— start of Records supplied —

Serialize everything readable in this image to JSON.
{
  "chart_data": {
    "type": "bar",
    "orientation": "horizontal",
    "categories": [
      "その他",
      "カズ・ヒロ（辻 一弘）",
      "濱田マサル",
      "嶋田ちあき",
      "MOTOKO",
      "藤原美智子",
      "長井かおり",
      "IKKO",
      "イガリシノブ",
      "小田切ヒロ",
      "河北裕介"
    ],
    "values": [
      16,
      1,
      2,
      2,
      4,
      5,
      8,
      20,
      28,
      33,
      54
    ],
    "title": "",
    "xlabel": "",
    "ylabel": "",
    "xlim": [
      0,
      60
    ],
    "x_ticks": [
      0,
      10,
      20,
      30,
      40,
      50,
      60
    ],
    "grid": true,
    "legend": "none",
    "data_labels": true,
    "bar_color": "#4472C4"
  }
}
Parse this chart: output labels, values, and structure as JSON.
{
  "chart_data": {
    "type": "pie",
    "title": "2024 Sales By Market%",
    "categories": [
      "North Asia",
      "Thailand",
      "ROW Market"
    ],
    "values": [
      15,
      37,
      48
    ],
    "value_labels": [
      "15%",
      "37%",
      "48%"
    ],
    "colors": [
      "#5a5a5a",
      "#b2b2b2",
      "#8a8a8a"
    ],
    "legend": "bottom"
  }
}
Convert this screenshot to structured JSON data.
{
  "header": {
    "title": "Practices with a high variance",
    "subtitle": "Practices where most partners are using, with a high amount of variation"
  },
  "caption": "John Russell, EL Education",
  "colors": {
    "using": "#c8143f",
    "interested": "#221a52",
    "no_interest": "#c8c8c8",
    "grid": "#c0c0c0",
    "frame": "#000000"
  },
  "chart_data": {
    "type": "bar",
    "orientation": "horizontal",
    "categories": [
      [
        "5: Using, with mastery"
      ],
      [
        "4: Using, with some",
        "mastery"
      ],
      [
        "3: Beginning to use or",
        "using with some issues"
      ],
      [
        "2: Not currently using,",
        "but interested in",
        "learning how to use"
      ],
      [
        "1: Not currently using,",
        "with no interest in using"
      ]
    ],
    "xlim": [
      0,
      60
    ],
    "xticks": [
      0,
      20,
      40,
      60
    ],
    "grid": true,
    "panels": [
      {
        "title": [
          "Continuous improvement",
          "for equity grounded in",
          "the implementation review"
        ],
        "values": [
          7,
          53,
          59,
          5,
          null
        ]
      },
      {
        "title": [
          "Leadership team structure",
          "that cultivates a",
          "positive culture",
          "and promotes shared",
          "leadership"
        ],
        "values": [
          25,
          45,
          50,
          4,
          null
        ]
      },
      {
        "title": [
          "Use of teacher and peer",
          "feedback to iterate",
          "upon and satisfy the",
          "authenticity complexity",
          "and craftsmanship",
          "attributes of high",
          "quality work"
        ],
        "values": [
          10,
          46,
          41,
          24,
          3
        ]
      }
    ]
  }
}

— end of Records supplied —

* **Task to complete**:
Every entry should be printed again exactly as written.

* **Response**:
Serialize everything readable in this image to JSON.
{
  "chart_data": {
    "type": "bar",
    "orientation": "horizontal",
    "categories": [
      "その他",
      "カズ・ヒロ（辻 一弘）",
      "濱田マサル",
      "嶋田ちあき",
      "MOTOKO",
      "藤原美智子",
      "長井かおり",
      "IKKO",
      "イガリシノブ",
      "小田切ヒロ",
      "河北裕介"
    ],
    "values": [
      16,
      1,
      2,
      2,
      4,
      5,
      8,
      20,
      28,
      33,
      54
    ],
    "title": "",
    "xlabel": "",
    "ylabel": "",
    "xlim": [
      0,
      60
    ],
    "x_ticks": [
      0,
      10,
      20,
      30,
      40,
      50,
      60
    ],
    "grid": true,
    "legend": "none",
    "data_labels": true,
    "bar_color": "#4472C4"
  }
}
Parse this chart: output labels, values, and structure as JSON.
{
  "chart_data": {
    "type": "pie",
    "title": "2024 Sales By Market%",
    "categories": [
      "North Asia",
      "Thailand",
      "ROW Market"
    ],
    "values": [
      15,
      37,
      48
    ],
    "value_labels": [
      "15%",
      "37%",
      "48%"
    ],
    "colors": [
      "#5a5a5a",
      "#b2b2b2",
      "#8a8a8a"
    ],
    "legend": "bottom"
  }
}
Convert this screenshot to structured JSON data.
{
  "header": {
    "title": "Practices with a high variance",
    "subtitle": "Practices where most partners are using, with a high amount of variation"
  },
  "caption": "John Russell, EL Education",
  "colors": {
    "using": "#c8143f",
    "interested": "#221a52",
    "no_interest": "#c8c8c8",
    "grid": "#c0c0c0",
    "frame": "#000000"
  },
  "chart_data": {
    "type": "bar",
    "orientation": "horizontal",
    "categories": [
      [
        "5: Using, with mastery"
      ],
      [
        "4: Using, with some",
        "mastery"
      ],
      [
        "3: Beginning to use or",
        "using with some issues"
      ],
      [
        "2: Not currently using,",
        "but interested in",
        "learning how to use"
      ],
      [
        "1: Not currently using,",
        "with no interest in using"
      ]
    ],
    "xlim": [
      0,
      60
    ],
    "xticks": [
      0,
      20,
      40,
      60
    ],
    "grid": true,
    "panels": [
      {
        "title": [
          "Continuous improvement",
          "for equity grounded in",
          "the implementation review"
        ],
        "values": [
          7,
          53,
          59,
          5,
          null
        ]
      },
      {
        "title": [
          "Leadership team structure",
          "that cultivates a",
          "positive culture",
          "and promotes shared",
          "leadership"
        ],
        "values": [
          25,
          45,
          50,
          4,
          null
        ]
      },
      {
        "title": [
          "Use of teacher and peer",
          "feedback to iterate",
          "upon and satisfy the",
          "authenticity complexity",
          "and craftsmanship",
          "attributes of high",
          "quality work"
        ],
        "values": [
          10,
          46,
          41,
          24,
          3
        ]
      }
    ]
  }
}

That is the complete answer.